> What to work on:
Reproduce every entry exactly.

> Material shown:

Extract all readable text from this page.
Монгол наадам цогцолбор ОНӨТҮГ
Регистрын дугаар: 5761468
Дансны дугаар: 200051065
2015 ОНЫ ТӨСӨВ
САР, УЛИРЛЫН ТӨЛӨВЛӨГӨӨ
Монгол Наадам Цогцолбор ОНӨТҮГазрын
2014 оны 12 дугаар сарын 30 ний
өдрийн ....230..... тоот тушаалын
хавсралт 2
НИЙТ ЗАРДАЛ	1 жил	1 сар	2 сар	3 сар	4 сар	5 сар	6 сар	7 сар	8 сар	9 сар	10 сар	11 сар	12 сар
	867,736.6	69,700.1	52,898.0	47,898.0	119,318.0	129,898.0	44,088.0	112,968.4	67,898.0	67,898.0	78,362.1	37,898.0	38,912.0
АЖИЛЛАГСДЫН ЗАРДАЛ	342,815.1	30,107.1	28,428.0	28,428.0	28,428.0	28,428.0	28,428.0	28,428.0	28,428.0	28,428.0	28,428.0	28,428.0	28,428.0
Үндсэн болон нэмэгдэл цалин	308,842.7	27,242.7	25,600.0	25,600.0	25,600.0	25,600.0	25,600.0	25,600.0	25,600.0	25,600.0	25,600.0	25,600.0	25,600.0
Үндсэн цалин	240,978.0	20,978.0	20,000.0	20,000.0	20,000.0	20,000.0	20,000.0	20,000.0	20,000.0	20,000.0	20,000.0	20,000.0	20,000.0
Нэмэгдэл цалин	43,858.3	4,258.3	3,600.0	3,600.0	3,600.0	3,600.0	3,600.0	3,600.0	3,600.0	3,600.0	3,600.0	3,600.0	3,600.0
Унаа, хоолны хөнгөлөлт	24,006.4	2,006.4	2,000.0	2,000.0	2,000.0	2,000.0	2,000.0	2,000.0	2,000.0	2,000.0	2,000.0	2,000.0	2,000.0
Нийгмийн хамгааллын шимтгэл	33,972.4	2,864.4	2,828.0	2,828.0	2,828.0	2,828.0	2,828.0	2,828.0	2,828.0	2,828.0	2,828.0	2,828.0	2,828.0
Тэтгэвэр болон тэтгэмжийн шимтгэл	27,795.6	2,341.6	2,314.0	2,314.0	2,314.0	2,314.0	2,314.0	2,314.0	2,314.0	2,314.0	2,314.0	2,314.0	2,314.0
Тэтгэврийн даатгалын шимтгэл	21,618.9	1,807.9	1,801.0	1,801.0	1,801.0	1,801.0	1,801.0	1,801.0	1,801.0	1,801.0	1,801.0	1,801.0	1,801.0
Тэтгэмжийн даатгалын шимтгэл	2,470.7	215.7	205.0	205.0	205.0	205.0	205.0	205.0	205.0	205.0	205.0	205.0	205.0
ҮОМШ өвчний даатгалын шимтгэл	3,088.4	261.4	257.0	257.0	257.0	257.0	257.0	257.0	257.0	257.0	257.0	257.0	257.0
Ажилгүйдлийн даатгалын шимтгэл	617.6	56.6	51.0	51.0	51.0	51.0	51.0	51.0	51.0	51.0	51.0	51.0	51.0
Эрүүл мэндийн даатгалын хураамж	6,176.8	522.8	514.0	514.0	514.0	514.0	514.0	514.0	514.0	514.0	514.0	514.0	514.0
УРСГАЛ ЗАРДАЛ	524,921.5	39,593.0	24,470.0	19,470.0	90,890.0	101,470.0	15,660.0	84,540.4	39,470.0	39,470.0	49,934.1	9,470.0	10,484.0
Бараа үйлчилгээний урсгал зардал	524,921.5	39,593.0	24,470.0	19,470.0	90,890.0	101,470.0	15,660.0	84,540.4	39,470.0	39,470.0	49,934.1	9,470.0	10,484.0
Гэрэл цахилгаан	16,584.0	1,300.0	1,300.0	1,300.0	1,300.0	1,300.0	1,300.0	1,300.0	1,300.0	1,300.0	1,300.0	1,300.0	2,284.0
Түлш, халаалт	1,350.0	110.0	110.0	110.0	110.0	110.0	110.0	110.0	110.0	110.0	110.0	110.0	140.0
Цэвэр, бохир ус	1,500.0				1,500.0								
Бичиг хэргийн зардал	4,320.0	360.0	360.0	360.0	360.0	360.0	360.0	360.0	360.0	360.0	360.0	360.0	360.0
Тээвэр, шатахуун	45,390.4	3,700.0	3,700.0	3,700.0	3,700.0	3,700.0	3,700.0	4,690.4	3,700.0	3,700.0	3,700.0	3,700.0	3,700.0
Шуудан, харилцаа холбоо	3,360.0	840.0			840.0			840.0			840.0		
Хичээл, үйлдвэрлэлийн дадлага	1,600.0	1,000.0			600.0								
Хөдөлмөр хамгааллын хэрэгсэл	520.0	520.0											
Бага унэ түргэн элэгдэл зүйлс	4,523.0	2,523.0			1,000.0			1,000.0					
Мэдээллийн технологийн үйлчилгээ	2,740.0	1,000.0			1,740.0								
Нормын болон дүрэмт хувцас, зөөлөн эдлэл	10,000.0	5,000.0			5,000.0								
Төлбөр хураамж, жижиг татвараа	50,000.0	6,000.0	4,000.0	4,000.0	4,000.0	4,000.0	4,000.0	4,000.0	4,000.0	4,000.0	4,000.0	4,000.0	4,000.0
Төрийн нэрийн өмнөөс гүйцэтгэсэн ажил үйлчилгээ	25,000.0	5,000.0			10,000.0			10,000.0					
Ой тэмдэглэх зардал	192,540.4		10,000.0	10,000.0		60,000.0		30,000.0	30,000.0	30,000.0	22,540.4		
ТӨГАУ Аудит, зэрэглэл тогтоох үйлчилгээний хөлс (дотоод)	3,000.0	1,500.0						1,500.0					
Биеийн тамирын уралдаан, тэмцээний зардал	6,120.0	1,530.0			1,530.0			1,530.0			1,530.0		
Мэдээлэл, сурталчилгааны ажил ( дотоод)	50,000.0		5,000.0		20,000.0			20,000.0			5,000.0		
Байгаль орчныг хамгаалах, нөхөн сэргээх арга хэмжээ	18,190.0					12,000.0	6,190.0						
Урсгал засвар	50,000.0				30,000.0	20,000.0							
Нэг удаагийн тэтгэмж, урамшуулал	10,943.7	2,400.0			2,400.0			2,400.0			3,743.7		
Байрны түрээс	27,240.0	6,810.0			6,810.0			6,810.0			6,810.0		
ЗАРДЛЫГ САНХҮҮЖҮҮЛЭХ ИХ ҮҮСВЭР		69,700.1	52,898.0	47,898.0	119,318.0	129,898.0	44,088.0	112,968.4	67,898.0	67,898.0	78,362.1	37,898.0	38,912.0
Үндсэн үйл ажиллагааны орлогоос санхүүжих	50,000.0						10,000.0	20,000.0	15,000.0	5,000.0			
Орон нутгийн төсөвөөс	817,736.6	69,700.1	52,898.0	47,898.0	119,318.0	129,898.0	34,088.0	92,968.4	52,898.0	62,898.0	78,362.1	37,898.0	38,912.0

> Solution for this problem:
Extract all readable text from this page.
Монгол наадам цогцолбор ОНӨТҮГ
Регистрын дугаар: 5761468
Дансны дугаар: 200051065
2015 ОНЫ ТӨСӨВ
САР, УЛИРЛЫН ТӨЛӨВЛӨГӨӨ
Монгол Наадам Цогцолбор ОНӨТҮГазрын
2014 оны 12 дугаар сарын 30 ний
өдрийн ....230..... тоот тушаалын
хавсралт 2
НИЙТ ЗАРДАЛ	1 жил	1 сар	2 сар	3 сар	4 сар	5 сар	6 сар	7 сар	8 сар	9 сар	10 сар	11 сар	12 сар
	867,736.6	69,700.1	52,898.0	47,898.0	119,318.0	129,898.0	44,088.0	112,968.4	67,898.0	67,898.0	78,362.1	37,898.0	38,912.0
АЖИЛЛАГСДЫН ЗАРДАЛ	342,815.1	30,107.1	28,428.0	28,428.0	28,428.0	28,428.0	28,428.0	28,428.0	28,428.0	28,428.0	28,428.0	28,428.0	28,428.0
Үндсэн болон нэмэгдэл цалин	308,842.7	27,242.7	25,600.0	25,600.0	25,600.0	25,600.0	25,600.0	25,600.0	25,600.0	25,600.0	25,600.0	25,600.0	25,600.0
Үндсэн цалин	240,978.0	20,978.0	20,000.0	20,000.0	20,000.0	20,000.0	20,000.0	20,000.0	20,000.0	20,000.0	20,000.0	20,000.0	20,000.0
Нэмэгдэл цалин	43,858.3	4,258.3	3,600.0	3,600.0	3,600.0	3,600.0	3,600.0	3,600.0	3,600.0	3,600.0	3,600.0	3,600.0	3,600.0
Унаа, хоолны хөнгөлөлт	24,006.4	2,006.4	2,000.0	2,000.0	2,000.0	2,000.0	2,000.0	2,000.0	2,000.0	2,000.0	2,000.0	2,000.0	2,000.0
Нийгмийн хамгааллын шимтгэл	33,972.4	2,864.4	2,828.0	2,828.0	2,828.0	2,828.0	2,828.0	2,828.0	2,828.0	2,828.0	2,828.0	2,828.0	2,828.0
Тэтгэвэр болон тэтгэмжийн шимтгэл	27,795.6	2,341.6	2,314.0	2,314.0	2,314.0	2,314.0	2,314.0	2,314.0	2,314.0	2,314.0	2,314.0	2,314.0	2,314.0
Тэтгэврийн даатгалын шимтгэл	21,618.9	1,807.9	1,801.0	1,801.0	1,801.0	1,801.0	1,801.0	1,801.0	1,801.0	1,801.0	1,801.0	1,801.0	1,801.0
Тэтгэмжийн даатгалын шимтгэл	2,470.7	215.7	205.0	205.0	205.0	205.0	205.0	205.0	205.0	205.0	205.0	205.0	205.0
ҮОМШ өвчний даатгалын шимтгэл	3,088.4	261.4	257.0	257.0	257.0	257.0	257.0	257.0	257.0	257.0	257.0	257.0	257.0
Ажилгүйдлийн даатгалын шимтгэл	617.6	56.6	51.0	51.0	51.0	51.0	51.0	51.0	51.0	51.0	51.0	51.0	51.0
Эрүүл мэндийн даатгалын хураамж	6,176.8	522.8	514.0	514.0	514.0	514.0	514.0	514.0	514.0	514.0	514.0	514.0	514.0
УРСГАЛ ЗАРДАЛ	524,921.5	39,593.0	24,470.0	19,470.0	90,890.0	101,470.0	15,660.0	84,540.4	39,470.0	39,470.0	49,934.1	9,470.0	10,484.0
Бараа үйлчилгээний урсгал зардал	524,921.5	39,593.0	24,470.0	19,470.0	90,890.0	101,470.0	15,660.0	84,540.4	39,470.0	39,470.0	49,934.1	9,470.0	10,484.0
Гэрэл цахилгаан	16,584.0	1,300.0	1,300.0	1,300.0	1,300.0	1,300.0	1,300.0	1,300.0	1,300.0	1,300.0	1,300.0	1,300.0	2,284.0
Түлш, халаалт	1,350.0	110.0	110.0	110.0	110.0	110.0	110.0	110.0	110.0	110.0	110.0	110.0	140.0
Цэвэр, бохир ус	1,500.0				1,500.0								
Бичиг хэргийн зардал	4,320.0	360.0	360.0	360.0	360.0	360.0	360.0	360.0	360.0	360.0	360.0	360.0	360.0
Тээвэр, шатахуун	45,390.4	3,700.0	3,700.0	3,700.0	3,700.0	3,700.0	3,700.0	4,690.4	3,700.0	3,700.0	3,700.0	3,700.0	3,700.0
Шуудан, харилцаа холбоо	3,360.0	840.0			840.0			840.0			840.0		
Хичээл, үйлдвэрлэлийн дадлага	1,600.0	1,000.0			600.0								
Хөдөлмөр хамгааллын хэрэгсэл	520.0	520.0											
Бага унэ түргэн элэгдэл зүйлс	4,523.0	2,523.0			1,000.0			1,000.0					
Мэдээллийн технологийн үйлчилгээ	2,740.0	1,000.0			1,740.0								
Нормын болон дүрэмт хувцас, зөөлөн эдлэл	10,000.0	5,000.0			5,000.0								
Төлбөр хураамж, жижиг татвараа	50,000.0	6,000.0	4,000.0	4,000.0	4,000.0	4,000.0	4,000.0	4,000.0	4,000.0	4,000.0	4,000.0	4,000.0	4,000.0
Төрийн нэрийн өмнөөс гүйцэтгэсэн ажил үйлчилгээ	25,000.0	5,000.0			10,000.0			10,000.0					
Ой тэмдэглэх зардал	192,540.4		10,000.0	10,000.0		60,000.0		30,000.0	30,000.0	30,000.0	22,540.4		
ТӨГАУ Аудит, зэрэглэл тогтоох үйлчилгээний хөлс (дотоод)	3,000.0	1,500.0						1,500.0					
Биеийн тамирын уралдаан, тэмцээний зардал	6,120.0	1,530.0			1,530.0			1,530.0			1,530.0		
Мэдээлэл, сурталчилгааны ажил ( дотоод)	50,000.0		5,000.0		20,000.0			20,000.0			5,000.0		
Байгаль орчныг хамгаалах, нөхөн сэргээх арга хэмжээ	18,190.0					12,000.0	6,190.0						
Урсгал засвар	50,000.0				30,000.0	20,000.0							
Нэг удаагийн тэтгэмж, урамшуулал	10,943.7	2,400.0			2,400.0			2,400.0			3,743.7		
Байрны түрээс	27,240.0	6,810.0			6,810.0			6,810.0			6,810.0		
ЗАРДЛЫГ САНХҮҮЖҮҮЛЭХ ИХ ҮҮСВЭР		69,700.1	52,898.0	47,898.0	119,318.0	129,898.0	44,088.0	112,968.4	67,898.0	67,898.0	78,362.1	37,898.0	38,912.0
Үндсэн үйл ажиллагааны орлогоос санхүүжих	50,000.0						10,000.0	20,000.0	15,000.0	5,000.0			
Орон нутгийн төсөвөөс	817,736.6	69,700.1	52,898.0	47,898.0	119,318.0	129,898.0	34,088.0	92,968.4	52,898.0	62,898.0	78,362.1	37,898.0	38,912.0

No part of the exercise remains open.